┌─ RAW DATA

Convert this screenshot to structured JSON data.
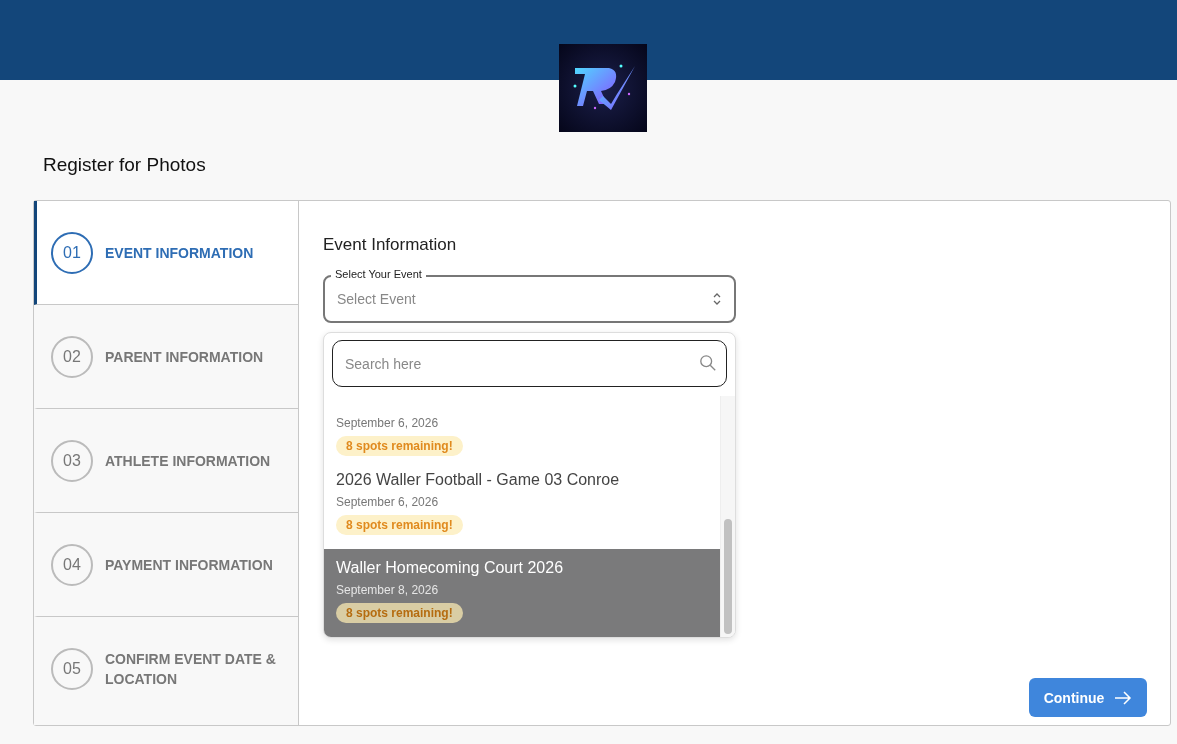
{
  "page_title": "Register for Photos",
  "steps": [
    {
      "number": "01",
      "label": "EVENT INFORMATION",
      "selected": true
    },
    {
      "number": "02",
      "label": "PARENT INFORMATION",
      "selected": false
    },
    {
      "number": "03",
      "label": "ATHLETE INFORMATION",
      "selected": false
    },
    {
      "number": "04",
      "label": "PAYMENT INFORMATION",
      "selected": false
    },
    {
      "number": "05",
      "label": "CONFIRM EVENT DATE & LOCATION",
      "selected": false
    }
  ],
  "section_title": "Event Information",
  "event_select": {
    "label": "Select Your Event",
    "placeholder": "Select Event",
    "expanded": true
  },
  "search": {
    "placeholder": "Search here"
  },
  "events": [
    {
      "date": "September 6, 2026",
      "badge": "8 spots remaining!",
      "selected": false
    },
    {
      "title": "2026 Waller Football - Game 03 Conroe",
      "date": "September 6, 2026",
      "badge": "8 spots remaining!",
      "selected": false
    },
    {
      "title": "Waller Homecoming Court 2026",
      "date": "September 8, 2026",
      "badge": "8 spots remaining!",
      "selected": true
    }
  ],
  "continue_button": "Continue"
}
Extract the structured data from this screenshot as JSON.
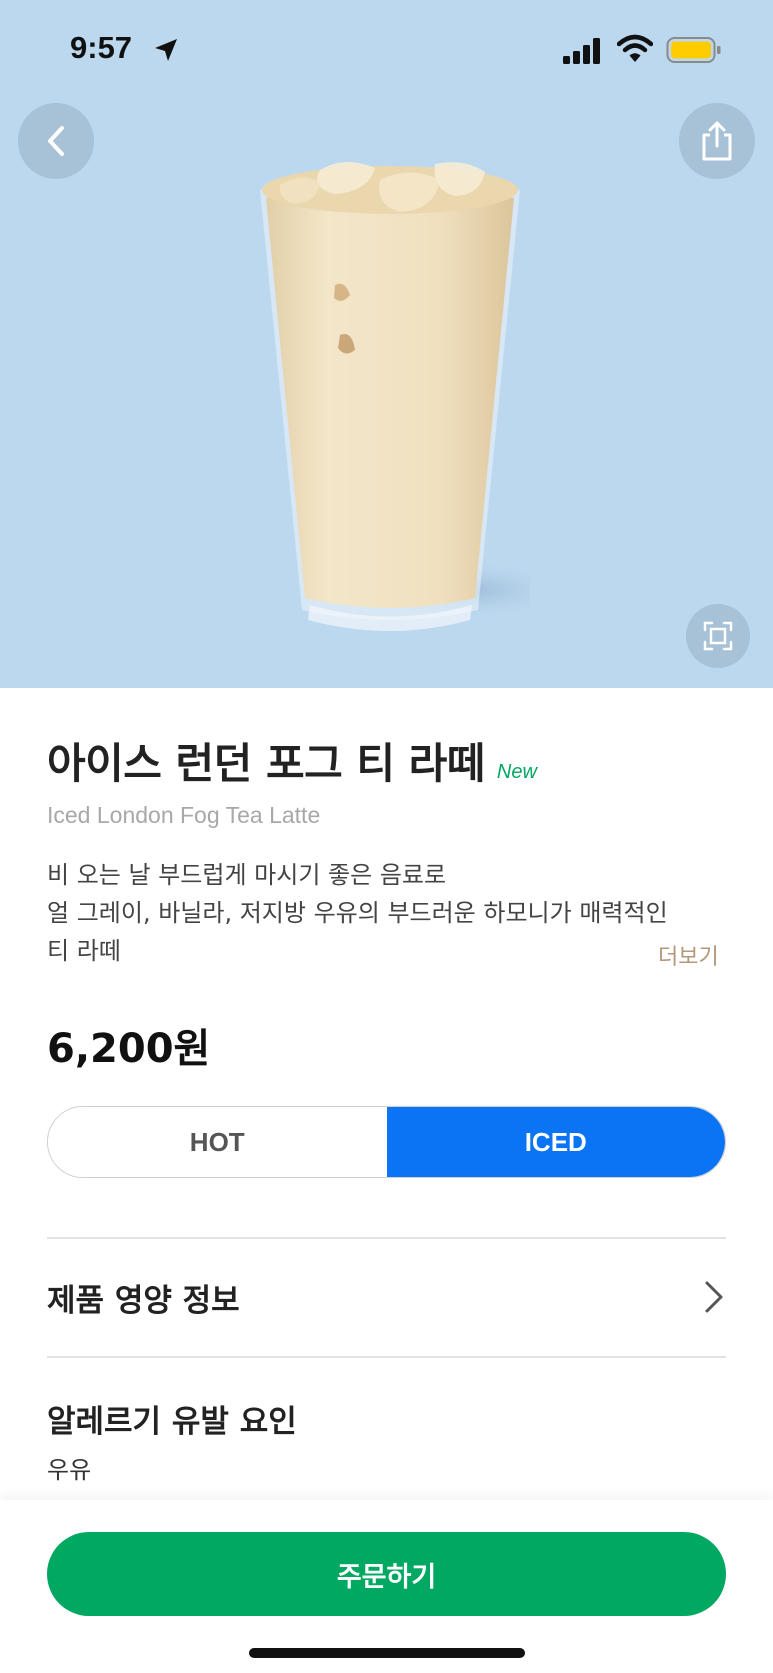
{
  "status_bar": {
    "time": "9:57",
    "icons": [
      "location-arrow-icon",
      "cellular-signal-icon",
      "wifi-icon",
      "battery-icon"
    ],
    "battery_color": "#ffcc00"
  },
  "hero": {
    "background_color": "#bcd8ef",
    "icons": [
      "back-chevron-icon",
      "share-icon",
      "expand-icon"
    ]
  },
  "product": {
    "name_ko": "아이스 런던 포그 티 라떼",
    "badge": "New",
    "name_en": "Iced London Fog Tea Latte",
    "description_lines": [
      "비 오는 날 부드럽게 마시기 좋은 음료로",
      "얼 그레이, 바닐라, 저지방 우유의 부드러운 하모니가 매력적인",
      "티 라떼"
    ],
    "more_label": "더보기",
    "price": "6,200원"
  },
  "temperature_toggle": {
    "options": [
      "HOT",
      "ICED"
    ],
    "selected": "ICED",
    "accent_color": "#0a74f5"
  },
  "nutrition": {
    "label": "제품 영양 정보"
  },
  "allergy": {
    "label": "알레르기 유발 요인",
    "value": "우유"
  },
  "order_button": {
    "label": "주문하기",
    "color": "#00a862"
  }
}
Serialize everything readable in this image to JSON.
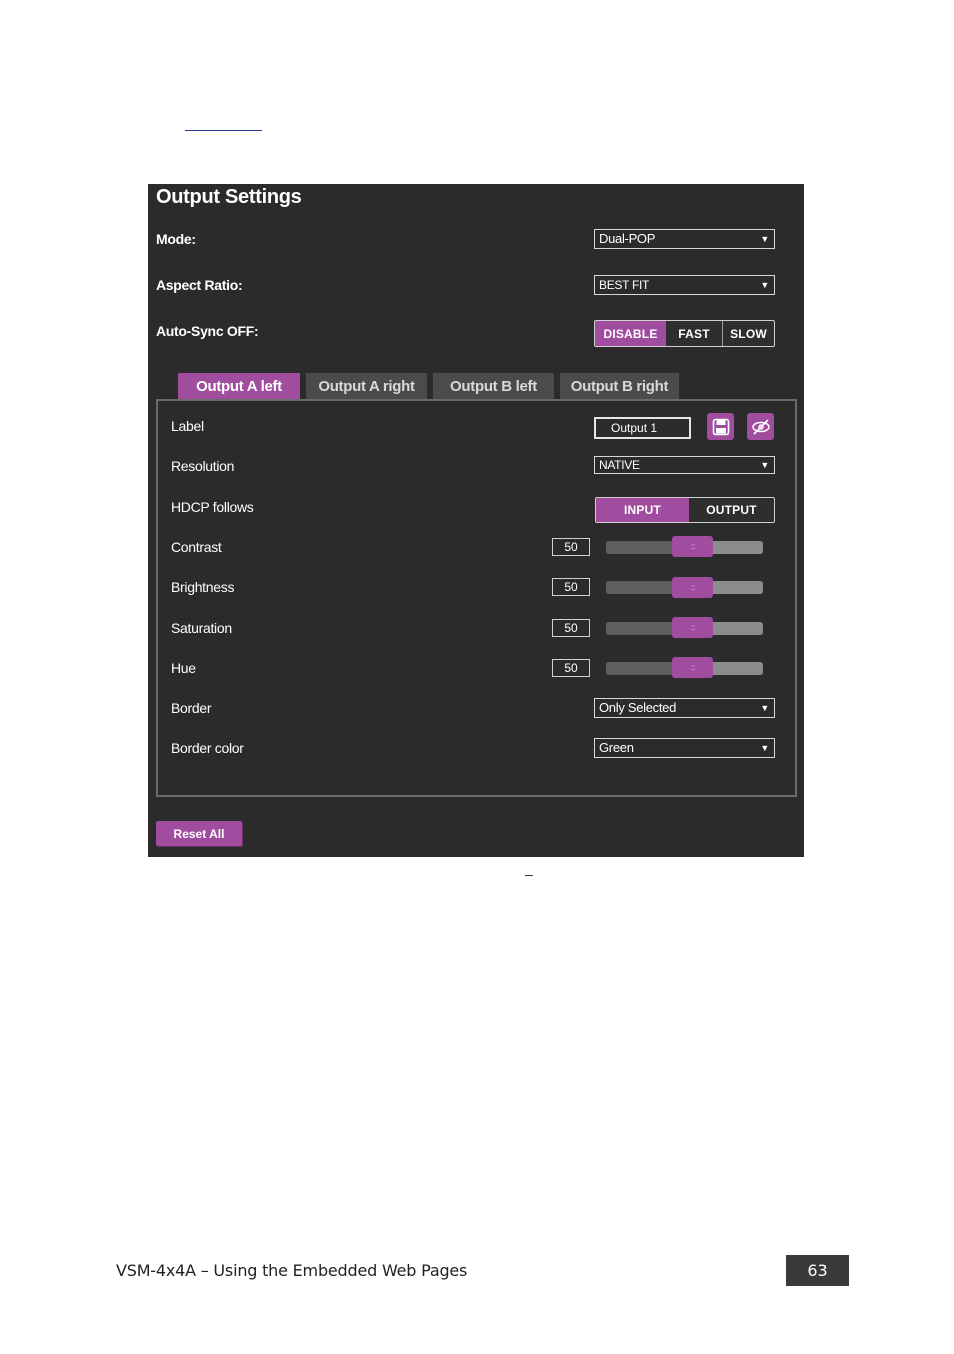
{
  "panel": {
    "title": "Output Settings",
    "mode": {
      "label": "Mode:",
      "value": "Dual-POP"
    },
    "aspect_ratio": {
      "label": "Aspect Ratio:",
      "value": "BEST FIT"
    },
    "auto_sync": {
      "label": "Auto-Sync OFF:",
      "options": [
        "DISABLE",
        "FAST",
        "SLOW"
      ],
      "selected": "DISABLE"
    },
    "tabs": [
      "Output A left",
      "Output A right",
      "Output B left",
      "Output B right"
    ],
    "active_tab": "Output A left",
    "fields": {
      "label": {
        "label": "Label",
        "value": "Output  1"
      },
      "resolution": {
        "label": "Resolution",
        "value": "NATIVE"
      },
      "hdcp": {
        "label": "HDCP follows",
        "options": [
          "INPUT",
          "OUTPUT"
        ],
        "selected": "INPUT"
      },
      "contrast": {
        "label": "Contrast",
        "value": "50",
        "level_percent": 50
      },
      "brightness": {
        "label": "Brightness",
        "value": "50",
        "level_percent": 50
      },
      "saturation": {
        "label": "Saturation",
        "value": "50",
        "level_percent": 50
      },
      "hue": {
        "label": "Hue",
        "value": "50",
        "level_percent": 50
      },
      "border": {
        "label": "Border",
        "value": "Only Selected"
      },
      "border_color": {
        "label": "Border color",
        "value": "Green"
      }
    },
    "reset_label": "Reset All",
    "icons": {
      "save": "save-icon",
      "hide": "eye-slash-icon",
      "dropdown": "chevron-down-icon"
    },
    "colors": {
      "accent": "#a04c9f",
      "panel_bg": "#2b2b2b"
    }
  },
  "caption_dash": "–",
  "footer": {
    "text": "VSM-4x4A – Using the Embedded Web Pages",
    "page": "63"
  }
}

└─

TASK STATEMENT:
Count how many lines above include the word "left" and answer with that figure only.

PROBLEM SOLUTION:
3